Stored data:
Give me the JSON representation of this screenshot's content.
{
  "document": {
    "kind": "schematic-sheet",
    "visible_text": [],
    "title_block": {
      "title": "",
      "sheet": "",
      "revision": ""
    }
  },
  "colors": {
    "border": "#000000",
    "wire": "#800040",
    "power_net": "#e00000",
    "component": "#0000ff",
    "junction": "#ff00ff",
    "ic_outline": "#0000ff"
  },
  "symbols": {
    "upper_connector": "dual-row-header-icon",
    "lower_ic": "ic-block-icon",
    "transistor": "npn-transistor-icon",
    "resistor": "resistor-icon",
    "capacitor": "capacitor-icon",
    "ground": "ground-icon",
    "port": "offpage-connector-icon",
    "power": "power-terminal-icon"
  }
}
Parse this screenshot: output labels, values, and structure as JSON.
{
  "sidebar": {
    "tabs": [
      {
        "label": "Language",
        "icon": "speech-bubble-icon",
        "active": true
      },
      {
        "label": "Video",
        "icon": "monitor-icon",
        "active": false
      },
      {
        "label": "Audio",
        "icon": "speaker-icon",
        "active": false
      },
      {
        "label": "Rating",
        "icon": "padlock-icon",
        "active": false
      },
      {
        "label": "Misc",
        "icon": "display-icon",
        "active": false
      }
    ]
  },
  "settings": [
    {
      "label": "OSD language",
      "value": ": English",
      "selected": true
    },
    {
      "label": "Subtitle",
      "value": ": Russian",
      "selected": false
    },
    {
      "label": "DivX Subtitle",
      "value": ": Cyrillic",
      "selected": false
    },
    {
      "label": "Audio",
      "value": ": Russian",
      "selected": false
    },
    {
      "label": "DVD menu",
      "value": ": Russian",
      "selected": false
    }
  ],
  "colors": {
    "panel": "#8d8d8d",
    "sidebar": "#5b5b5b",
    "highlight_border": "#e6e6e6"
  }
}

* What you are asked to do
Whenever "JSON" turns up in a line, pick that line out.

* Solution below
Give me the JSON representation of this screenshot's content.
Parse this screenshot: output labels, values, and structure as JSON.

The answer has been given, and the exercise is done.